[Provided text — start]

NEW YORK — German diagnostics firm Epigenomics reported on Tuesday a 69 percent drop in its third quarter revenues amid lower product sales and licensing revenues.
For the three-month period ended Sept. 30, Epigenomics' revenues fell to €168,000 ($184,752) from €544,000 in the same quarter last year, primarily due to a 44 percent decline in product sales to €158,000 from €283,000. Epigenomics attributed the lower product sales to the inability of US customers to sell off existing inventories of the company's Epi proColon colorectal cancer screening assay, which has yet to receive a final reimbursement ruling from the US Centers for Medicare & Medicaid Services, leading to a reluctance to purchase additional tests.
Also pushing down the company's total revenues was a 95 percent year-over-year fall in licensing revenue to €10,000 from €213,000, resulting from Epigenomics' termination of an agreement for the Chinese rights to its Septin9 biomarker and Epi proColon with BioChain.

[Provided text — finish]

■ Activity 1 ■
In the article on Epigenomics' third-quarter results, what was the company's licensing revenue for the quarter?
■ Activity 2 ■
Shorten the paragraph of the article on Epigenomics' third-quarter results that begins "For the three-month period ended Sept. 30", keeping its main facts.
■ Activity 3 ■
Write the next part of the article on Epigenomics' third-quarter results, picking up after its final paragraph.

[Dataset — start]

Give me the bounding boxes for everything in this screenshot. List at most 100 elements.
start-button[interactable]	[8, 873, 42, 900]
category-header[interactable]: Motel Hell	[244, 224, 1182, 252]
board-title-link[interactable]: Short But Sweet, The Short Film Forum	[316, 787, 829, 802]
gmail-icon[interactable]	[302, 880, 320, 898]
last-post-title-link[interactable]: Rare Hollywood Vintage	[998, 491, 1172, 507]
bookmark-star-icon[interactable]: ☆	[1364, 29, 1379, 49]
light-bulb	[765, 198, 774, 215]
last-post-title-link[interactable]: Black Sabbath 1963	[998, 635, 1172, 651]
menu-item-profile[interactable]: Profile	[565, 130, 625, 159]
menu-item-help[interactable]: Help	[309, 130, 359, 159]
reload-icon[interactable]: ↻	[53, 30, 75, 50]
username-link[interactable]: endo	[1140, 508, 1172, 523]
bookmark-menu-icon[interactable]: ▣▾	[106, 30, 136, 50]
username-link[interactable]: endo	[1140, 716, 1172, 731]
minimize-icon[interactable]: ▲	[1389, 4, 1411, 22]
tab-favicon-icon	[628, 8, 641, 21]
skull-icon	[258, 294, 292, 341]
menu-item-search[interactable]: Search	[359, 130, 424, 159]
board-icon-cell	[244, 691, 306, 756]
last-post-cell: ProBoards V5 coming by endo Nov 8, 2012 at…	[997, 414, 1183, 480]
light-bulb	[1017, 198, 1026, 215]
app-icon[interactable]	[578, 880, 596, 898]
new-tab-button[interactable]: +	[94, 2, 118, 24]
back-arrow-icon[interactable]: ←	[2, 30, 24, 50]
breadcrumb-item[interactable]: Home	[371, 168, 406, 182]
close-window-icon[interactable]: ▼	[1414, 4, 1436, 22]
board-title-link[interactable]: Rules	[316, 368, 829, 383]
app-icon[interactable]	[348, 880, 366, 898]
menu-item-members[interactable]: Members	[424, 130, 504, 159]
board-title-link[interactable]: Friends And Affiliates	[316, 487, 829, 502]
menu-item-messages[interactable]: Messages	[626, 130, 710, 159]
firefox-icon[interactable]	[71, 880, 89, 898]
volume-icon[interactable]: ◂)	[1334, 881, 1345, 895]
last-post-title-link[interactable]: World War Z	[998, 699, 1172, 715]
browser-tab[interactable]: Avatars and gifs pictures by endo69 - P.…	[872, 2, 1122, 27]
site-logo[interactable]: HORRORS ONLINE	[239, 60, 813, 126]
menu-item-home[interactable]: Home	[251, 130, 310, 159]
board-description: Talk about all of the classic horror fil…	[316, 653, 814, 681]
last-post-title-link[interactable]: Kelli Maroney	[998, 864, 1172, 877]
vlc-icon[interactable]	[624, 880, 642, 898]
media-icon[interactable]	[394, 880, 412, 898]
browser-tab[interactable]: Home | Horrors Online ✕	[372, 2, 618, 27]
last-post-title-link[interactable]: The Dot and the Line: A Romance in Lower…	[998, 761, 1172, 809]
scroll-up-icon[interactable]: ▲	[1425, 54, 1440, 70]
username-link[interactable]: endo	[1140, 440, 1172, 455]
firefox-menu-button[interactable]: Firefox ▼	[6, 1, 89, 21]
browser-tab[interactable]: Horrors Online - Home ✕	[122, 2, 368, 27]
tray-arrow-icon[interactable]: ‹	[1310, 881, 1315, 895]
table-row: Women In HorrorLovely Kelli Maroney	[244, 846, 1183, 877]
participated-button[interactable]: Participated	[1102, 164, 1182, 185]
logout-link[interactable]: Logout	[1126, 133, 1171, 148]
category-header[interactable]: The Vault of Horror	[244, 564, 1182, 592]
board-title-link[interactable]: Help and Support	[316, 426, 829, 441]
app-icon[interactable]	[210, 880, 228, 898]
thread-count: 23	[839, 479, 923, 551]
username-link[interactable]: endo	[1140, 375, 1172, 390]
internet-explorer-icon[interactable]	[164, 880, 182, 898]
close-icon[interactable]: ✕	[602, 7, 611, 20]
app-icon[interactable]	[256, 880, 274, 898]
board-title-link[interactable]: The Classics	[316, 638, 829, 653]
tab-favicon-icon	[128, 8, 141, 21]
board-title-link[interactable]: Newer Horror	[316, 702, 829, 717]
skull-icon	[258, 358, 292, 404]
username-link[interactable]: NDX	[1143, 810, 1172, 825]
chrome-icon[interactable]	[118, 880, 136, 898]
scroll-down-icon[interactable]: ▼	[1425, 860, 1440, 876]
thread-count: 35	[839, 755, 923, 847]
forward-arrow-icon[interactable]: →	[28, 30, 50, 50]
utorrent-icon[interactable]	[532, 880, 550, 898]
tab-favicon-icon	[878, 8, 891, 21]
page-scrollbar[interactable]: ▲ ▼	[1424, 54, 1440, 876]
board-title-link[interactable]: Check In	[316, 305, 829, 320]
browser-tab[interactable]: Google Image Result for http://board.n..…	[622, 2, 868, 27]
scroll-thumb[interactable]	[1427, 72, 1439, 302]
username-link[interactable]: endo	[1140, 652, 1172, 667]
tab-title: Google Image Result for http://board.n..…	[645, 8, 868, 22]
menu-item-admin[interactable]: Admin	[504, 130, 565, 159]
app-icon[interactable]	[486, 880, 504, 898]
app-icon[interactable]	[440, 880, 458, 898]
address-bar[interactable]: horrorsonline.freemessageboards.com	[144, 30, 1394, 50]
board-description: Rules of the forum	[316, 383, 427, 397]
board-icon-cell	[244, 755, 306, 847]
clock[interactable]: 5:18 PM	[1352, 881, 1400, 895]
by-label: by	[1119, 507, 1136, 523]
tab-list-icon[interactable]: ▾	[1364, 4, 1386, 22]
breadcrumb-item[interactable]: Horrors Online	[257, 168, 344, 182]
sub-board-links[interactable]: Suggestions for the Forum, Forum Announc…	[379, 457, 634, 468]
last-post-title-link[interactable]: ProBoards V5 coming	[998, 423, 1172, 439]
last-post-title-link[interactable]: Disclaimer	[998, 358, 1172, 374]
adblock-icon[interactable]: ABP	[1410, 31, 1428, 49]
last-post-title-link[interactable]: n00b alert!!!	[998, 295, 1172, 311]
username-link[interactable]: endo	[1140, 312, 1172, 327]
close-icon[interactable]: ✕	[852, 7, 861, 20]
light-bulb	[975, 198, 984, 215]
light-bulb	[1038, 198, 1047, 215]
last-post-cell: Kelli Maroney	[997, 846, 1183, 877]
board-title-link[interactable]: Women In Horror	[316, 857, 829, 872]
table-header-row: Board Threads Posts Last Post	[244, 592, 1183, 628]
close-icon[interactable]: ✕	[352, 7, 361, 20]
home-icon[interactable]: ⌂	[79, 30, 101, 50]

[Dataset — finish]

■ Exercise response 1 ■
€10,000, down from €213,000 a year earlier.

■ Exercise response 2 ■
In the quarter ended Sept. 30, Epigenomics' revenues fell to €168,000 ($184,752) from €544,000 a year earlier. The main cause was a 44 percent drop in product sales, to €158,000 from €283,000. US customers had not sold off their existing inventories of the Epi proColon colorectal cancer screening assay and were reluctant to buy more tests, because the US Centers for Medicare & Medicaid Services had not yet issued a final reimbursement ruling.

■ Exercise response 3 ■
Epigenomics posted a Q3 net loss of €2.6 million, or €.07 per share, versus a year-ago loss of €3.0 million, or €.12 per share.
Its R&D spending in the quarter climbed 29 percent to €1.8 million from €1.4 million, reflecting the costs associated with a cross-sectional, prospective study of its liver cancer test and a post-approval study of Epi proColon. The firm's SG&A expenses, meantime, were down 9 percent to €2.0 million from €2.2 million.
At the end of September, Epigenomics had cash and cash equivalents totaling €5.5 million. Earlier this month, the firm grossed approximately €8.3 million through a private placement.